DO THIS: Return all of the data exactly, with nothing left out but the pictures.

DATA FOR THIS EXERCISE:
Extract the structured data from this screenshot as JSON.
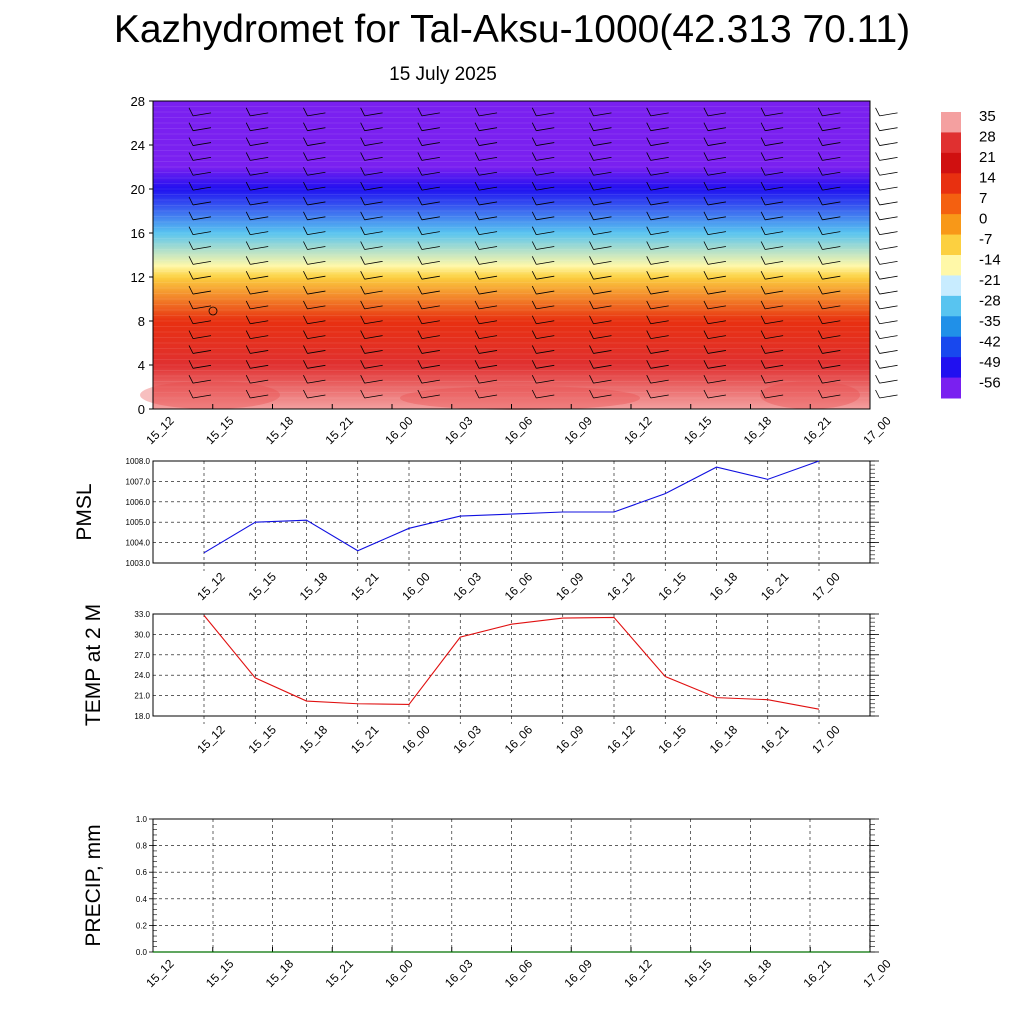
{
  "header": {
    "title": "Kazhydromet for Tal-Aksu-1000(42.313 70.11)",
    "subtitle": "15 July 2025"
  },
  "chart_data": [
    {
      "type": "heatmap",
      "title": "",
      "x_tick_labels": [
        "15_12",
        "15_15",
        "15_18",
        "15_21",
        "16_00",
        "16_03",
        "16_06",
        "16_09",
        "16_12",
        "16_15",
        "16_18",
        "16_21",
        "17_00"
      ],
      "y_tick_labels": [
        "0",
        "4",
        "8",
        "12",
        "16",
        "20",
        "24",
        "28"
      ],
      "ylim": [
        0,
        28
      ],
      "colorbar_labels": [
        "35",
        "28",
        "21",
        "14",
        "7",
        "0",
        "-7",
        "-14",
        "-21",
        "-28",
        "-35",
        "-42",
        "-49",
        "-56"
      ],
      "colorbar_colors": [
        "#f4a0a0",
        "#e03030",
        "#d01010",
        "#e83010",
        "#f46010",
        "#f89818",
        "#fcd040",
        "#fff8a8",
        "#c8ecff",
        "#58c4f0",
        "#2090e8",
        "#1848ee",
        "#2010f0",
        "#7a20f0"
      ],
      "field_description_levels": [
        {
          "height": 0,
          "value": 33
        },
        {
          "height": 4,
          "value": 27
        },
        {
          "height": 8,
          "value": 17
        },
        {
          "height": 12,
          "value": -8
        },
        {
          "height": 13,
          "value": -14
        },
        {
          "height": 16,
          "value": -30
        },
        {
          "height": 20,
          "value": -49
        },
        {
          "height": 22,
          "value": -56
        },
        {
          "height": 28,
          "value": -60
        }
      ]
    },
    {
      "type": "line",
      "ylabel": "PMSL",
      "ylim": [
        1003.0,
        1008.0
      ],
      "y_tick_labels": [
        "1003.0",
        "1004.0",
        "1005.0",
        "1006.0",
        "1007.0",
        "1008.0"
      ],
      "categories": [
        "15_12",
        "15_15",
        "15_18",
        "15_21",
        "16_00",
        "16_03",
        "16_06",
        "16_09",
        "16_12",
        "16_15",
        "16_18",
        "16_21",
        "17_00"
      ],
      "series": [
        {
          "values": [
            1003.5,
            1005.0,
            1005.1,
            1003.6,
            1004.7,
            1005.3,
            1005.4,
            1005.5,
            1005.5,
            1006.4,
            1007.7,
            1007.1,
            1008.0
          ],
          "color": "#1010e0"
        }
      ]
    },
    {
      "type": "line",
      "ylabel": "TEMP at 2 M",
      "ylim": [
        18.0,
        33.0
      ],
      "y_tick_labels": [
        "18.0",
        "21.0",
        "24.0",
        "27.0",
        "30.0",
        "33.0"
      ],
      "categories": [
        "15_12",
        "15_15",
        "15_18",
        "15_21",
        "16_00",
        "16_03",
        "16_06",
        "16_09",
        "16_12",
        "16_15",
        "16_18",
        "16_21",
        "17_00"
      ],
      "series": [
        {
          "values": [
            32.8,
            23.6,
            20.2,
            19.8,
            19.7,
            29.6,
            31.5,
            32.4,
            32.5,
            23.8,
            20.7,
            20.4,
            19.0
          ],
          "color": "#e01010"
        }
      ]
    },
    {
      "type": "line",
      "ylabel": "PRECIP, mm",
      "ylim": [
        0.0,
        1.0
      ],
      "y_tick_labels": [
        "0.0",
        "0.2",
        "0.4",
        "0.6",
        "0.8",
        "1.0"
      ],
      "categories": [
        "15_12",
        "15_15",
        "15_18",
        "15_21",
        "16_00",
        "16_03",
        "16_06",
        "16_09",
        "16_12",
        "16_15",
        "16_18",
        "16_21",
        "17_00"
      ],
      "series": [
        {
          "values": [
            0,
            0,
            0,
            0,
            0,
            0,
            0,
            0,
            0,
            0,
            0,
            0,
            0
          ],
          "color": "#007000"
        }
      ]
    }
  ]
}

RESPONSE TO THIS EXERCISE:
Extract the structured data from this screenshot as JSON.
{
  "header": {
    "title": "Kazhydromet for Tal-Aksu-1000(42.313 70.11)",
    "subtitle": "15 July 2025"
  },
  "chart_data": [
    {
      "type": "heatmap",
      "title": "",
      "x_tick_labels": [
        "15_12",
        "15_15",
        "15_18",
        "15_21",
        "16_00",
        "16_03",
        "16_06",
        "16_09",
        "16_12",
        "16_15",
        "16_18",
        "16_21",
        "17_00"
      ],
      "y_tick_labels": [
        "0",
        "4",
        "8",
        "12",
        "16",
        "20",
        "24",
        "28"
      ],
      "ylim": [
        0,
        28
      ],
      "colorbar_labels": [
        "35",
        "28",
        "21",
        "14",
        "7",
        "0",
        "-7",
        "-14",
        "-21",
        "-28",
        "-35",
        "-42",
        "-49",
        "-56"
      ],
      "colorbar_colors": [
        "#f4a0a0",
        "#e03030",
        "#d01010",
        "#e83010",
        "#f46010",
        "#f89818",
        "#fcd040",
        "#fff8a8",
        "#c8ecff",
        "#58c4f0",
        "#2090e8",
        "#1848ee",
        "#2010f0",
        "#7a20f0"
      ],
      "field_description_levels": [
        {
          "height": 0,
          "value": 33
        },
        {
          "height": 4,
          "value": 27
        },
        {
          "height": 8,
          "value": 17
        },
        {
          "height": 12,
          "value": -8
        },
        {
          "height": 13,
          "value": -14
        },
        {
          "height": 16,
          "value": -30
        },
        {
          "height": 20,
          "value": -49
        },
        {
          "height": 22,
          "value": -56
        },
        {
          "height": 28,
          "value": -60
        }
      ]
    },
    {
      "type": "line",
      "ylabel": "PMSL",
      "ylim": [
        1003.0,
        1008.0
      ],
      "y_tick_labels": [
        "1003.0",
        "1004.0",
        "1005.0",
        "1006.0",
        "1007.0",
        "1008.0"
      ],
      "categories": [
        "15_12",
        "15_15",
        "15_18",
        "15_21",
        "16_00",
        "16_03",
        "16_06",
        "16_09",
        "16_12",
        "16_15",
        "16_18",
        "16_21",
        "17_00"
      ],
      "series": [
        {
          "values": [
            1003.5,
            1005.0,
            1005.1,
            1003.6,
            1004.7,
            1005.3,
            1005.4,
            1005.5,
            1005.5,
            1006.4,
            1007.7,
            1007.1,
            1008.0
          ],
          "color": "#1010e0"
        }
      ]
    },
    {
      "type": "line",
      "ylabel": "TEMP at 2 M",
      "ylim": [
        18.0,
        33.0
      ],
      "y_tick_labels": [
        "18.0",
        "21.0",
        "24.0",
        "27.0",
        "30.0",
        "33.0"
      ],
      "categories": [
        "15_12",
        "15_15",
        "15_18",
        "15_21",
        "16_00",
        "16_03",
        "16_06",
        "16_09",
        "16_12",
        "16_15",
        "16_18",
        "16_21",
        "17_00"
      ],
      "series": [
        {
          "values": [
            32.8,
            23.6,
            20.2,
            19.8,
            19.7,
            29.6,
            31.5,
            32.4,
            32.5,
            23.8,
            20.7,
            20.4,
            19.0
          ],
          "color": "#e01010"
        }
      ]
    },
    {
      "type": "line",
      "ylabel": "PRECIP, mm",
      "ylim": [
        0.0,
        1.0
      ],
      "y_tick_labels": [
        "0.0",
        "0.2",
        "0.4",
        "0.6",
        "0.8",
        "1.0"
      ],
      "categories": [
        "15_12",
        "15_15",
        "15_18",
        "15_21",
        "16_00",
        "16_03",
        "16_06",
        "16_09",
        "16_12",
        "16_15",
        "16_18",
        "16_21",
        "17_00"
      ],
      "series": [
        {
          "values": [
            0,
            0,
            0,
            0,
            0,
            0,
            0,
            0,
            0,
            0,
            0,
            0,
            0
          ],
          "color": "#007000"
        }
      ]
    }
  ]
}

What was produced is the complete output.